◆ Task statement
Scan the lines below for the word "Patrol". Copy each line you find it in.

——

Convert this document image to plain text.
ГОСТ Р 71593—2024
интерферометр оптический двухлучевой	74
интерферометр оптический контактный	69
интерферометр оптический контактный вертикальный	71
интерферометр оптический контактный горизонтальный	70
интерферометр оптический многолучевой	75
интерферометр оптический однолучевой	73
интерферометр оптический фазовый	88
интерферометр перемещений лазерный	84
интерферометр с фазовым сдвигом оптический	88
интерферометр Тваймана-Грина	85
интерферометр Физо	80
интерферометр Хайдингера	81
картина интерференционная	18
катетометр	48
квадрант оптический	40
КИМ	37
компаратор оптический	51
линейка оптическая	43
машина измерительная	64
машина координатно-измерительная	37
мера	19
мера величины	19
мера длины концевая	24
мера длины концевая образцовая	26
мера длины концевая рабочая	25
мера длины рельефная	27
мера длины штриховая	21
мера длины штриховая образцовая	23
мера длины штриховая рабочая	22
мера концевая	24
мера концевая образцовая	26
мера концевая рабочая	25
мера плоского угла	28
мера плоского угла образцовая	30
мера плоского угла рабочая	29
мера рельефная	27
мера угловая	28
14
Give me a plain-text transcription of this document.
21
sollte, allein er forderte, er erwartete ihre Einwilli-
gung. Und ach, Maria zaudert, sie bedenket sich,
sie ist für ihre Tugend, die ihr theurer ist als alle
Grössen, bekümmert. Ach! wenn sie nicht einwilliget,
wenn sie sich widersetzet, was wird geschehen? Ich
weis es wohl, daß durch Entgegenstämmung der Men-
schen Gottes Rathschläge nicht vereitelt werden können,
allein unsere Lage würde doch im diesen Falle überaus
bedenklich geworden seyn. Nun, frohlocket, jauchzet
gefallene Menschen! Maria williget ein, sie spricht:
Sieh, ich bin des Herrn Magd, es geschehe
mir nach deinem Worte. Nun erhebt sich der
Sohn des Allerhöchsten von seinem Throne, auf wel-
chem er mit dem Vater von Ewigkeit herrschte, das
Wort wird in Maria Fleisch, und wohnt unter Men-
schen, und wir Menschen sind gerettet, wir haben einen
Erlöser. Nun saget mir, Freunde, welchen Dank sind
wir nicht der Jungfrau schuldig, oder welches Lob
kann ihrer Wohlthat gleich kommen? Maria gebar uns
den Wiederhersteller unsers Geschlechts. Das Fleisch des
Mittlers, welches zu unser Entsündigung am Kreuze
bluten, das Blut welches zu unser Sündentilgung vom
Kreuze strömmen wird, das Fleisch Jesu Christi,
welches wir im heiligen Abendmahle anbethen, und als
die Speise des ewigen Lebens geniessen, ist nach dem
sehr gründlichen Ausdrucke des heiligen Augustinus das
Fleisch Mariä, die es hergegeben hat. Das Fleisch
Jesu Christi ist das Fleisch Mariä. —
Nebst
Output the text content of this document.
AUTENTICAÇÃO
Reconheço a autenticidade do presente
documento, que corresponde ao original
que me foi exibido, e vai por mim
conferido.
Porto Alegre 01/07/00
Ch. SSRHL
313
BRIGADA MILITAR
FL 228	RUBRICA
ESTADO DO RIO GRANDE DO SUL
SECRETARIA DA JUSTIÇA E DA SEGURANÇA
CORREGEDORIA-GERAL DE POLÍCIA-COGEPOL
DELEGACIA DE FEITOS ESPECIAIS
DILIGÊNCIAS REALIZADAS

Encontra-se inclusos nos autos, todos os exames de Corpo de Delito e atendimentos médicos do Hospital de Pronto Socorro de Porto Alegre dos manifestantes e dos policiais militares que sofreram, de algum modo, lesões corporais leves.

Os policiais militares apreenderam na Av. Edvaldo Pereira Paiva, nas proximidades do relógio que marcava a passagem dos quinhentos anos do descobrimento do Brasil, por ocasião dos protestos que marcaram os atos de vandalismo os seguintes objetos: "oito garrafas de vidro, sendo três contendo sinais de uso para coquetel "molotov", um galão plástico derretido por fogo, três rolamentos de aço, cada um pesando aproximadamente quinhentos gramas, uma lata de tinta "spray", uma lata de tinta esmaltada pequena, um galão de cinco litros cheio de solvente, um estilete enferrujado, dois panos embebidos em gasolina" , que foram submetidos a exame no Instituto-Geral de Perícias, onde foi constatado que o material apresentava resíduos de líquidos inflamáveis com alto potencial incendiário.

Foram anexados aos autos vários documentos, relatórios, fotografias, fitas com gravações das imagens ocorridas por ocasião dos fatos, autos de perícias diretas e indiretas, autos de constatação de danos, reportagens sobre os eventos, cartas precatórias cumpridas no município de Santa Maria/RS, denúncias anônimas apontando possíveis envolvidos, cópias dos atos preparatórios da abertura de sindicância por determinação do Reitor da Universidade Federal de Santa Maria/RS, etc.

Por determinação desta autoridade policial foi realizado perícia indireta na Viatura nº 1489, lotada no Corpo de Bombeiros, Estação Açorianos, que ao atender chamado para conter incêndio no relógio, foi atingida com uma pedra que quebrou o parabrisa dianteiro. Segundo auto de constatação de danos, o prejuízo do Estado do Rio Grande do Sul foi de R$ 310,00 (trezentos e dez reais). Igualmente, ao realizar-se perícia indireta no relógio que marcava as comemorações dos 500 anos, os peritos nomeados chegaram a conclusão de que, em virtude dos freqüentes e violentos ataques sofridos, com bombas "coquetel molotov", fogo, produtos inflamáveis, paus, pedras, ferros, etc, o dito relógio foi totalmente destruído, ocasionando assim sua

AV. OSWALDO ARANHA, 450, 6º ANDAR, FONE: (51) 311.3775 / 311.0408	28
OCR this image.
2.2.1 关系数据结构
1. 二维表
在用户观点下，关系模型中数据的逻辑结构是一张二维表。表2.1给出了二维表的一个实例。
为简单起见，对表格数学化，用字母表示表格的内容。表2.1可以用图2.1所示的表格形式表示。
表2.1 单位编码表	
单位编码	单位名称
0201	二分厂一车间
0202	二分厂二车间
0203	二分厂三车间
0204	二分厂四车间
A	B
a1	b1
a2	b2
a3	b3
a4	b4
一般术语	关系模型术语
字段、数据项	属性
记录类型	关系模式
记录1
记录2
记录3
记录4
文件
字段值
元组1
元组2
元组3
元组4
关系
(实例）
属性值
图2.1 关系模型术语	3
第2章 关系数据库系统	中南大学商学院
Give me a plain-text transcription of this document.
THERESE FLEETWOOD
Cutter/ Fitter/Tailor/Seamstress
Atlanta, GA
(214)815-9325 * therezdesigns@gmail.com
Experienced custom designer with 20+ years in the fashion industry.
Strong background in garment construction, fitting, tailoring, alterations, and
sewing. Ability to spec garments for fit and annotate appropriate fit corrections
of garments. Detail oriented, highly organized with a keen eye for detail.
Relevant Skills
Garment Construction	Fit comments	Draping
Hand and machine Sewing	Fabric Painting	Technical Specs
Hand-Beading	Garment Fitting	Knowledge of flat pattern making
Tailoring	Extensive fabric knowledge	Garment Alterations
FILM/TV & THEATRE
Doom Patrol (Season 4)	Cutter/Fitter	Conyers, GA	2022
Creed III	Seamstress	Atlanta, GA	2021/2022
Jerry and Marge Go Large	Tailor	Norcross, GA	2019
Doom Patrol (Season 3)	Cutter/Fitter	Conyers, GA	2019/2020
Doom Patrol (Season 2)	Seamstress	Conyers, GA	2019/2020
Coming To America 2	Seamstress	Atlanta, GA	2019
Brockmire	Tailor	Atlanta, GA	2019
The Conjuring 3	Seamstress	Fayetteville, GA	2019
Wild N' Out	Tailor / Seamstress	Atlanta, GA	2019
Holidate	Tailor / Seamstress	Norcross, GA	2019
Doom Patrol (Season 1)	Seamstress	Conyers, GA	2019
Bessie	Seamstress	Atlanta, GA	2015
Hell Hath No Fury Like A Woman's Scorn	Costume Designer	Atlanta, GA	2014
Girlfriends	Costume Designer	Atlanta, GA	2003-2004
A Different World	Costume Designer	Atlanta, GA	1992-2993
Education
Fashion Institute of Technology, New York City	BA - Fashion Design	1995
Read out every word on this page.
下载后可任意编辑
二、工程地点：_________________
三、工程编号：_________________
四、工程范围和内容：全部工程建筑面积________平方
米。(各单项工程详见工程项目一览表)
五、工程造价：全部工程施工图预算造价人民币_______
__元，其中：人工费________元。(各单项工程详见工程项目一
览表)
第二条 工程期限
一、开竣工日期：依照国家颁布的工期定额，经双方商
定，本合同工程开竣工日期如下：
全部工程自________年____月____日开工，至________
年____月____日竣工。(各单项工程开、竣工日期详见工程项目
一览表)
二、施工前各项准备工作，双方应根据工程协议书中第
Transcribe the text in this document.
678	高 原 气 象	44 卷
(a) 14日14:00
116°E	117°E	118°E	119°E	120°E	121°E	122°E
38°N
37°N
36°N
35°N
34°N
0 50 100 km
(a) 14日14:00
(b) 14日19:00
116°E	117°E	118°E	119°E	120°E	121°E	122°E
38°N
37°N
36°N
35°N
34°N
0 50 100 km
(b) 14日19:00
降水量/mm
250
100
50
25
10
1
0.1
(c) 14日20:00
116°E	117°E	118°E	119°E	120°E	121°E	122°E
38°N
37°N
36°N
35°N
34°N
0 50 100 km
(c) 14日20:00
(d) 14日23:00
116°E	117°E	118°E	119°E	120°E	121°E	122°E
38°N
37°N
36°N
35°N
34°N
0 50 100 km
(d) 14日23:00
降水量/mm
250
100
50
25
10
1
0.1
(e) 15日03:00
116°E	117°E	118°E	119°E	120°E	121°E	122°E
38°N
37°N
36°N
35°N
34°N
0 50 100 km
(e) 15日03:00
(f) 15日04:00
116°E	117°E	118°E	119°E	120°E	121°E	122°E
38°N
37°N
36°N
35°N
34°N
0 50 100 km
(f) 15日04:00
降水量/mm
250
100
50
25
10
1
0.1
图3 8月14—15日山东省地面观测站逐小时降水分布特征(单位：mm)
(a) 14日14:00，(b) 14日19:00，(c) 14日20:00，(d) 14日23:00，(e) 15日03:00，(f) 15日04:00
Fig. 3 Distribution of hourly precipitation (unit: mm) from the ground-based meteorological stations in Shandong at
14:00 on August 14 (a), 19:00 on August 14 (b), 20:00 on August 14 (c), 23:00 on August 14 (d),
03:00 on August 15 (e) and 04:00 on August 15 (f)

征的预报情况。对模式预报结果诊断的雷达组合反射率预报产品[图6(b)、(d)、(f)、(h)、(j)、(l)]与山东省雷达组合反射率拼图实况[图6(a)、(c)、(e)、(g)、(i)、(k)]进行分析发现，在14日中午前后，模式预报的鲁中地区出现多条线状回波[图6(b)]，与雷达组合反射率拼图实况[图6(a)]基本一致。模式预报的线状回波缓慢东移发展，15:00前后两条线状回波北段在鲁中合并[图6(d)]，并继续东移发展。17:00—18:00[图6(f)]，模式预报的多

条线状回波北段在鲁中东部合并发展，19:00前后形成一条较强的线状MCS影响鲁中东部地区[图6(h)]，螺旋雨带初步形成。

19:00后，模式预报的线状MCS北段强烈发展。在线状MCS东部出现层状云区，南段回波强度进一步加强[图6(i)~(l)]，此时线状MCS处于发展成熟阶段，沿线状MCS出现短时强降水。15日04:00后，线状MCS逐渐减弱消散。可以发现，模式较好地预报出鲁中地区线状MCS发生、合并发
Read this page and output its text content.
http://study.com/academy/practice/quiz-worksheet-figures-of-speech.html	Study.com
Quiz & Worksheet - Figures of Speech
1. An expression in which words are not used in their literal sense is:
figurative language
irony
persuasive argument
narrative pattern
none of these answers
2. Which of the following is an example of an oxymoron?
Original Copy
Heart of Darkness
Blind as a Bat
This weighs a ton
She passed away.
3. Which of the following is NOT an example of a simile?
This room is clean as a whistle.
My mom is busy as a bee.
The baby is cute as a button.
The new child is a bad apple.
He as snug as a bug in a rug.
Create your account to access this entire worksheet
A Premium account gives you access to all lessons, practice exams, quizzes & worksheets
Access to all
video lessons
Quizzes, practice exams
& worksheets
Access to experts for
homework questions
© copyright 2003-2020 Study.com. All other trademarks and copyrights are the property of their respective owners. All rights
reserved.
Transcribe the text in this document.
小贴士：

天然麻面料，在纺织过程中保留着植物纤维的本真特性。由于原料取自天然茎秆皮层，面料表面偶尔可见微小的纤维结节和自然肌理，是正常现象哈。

——

◆ Exercise response
Doom Patrol (Season 4)	Cutter/Fitter	Conyers, GA	2022
Doom Patrol (Season 3)	Cutter/Fitter	Conyers, GA	2019/2020
Doom Patrol (Season 2)	Seamstress	Conyers, GA	2019/2020
Doom Patrol (Season 1)	Seamstress	Conyers, GA	2019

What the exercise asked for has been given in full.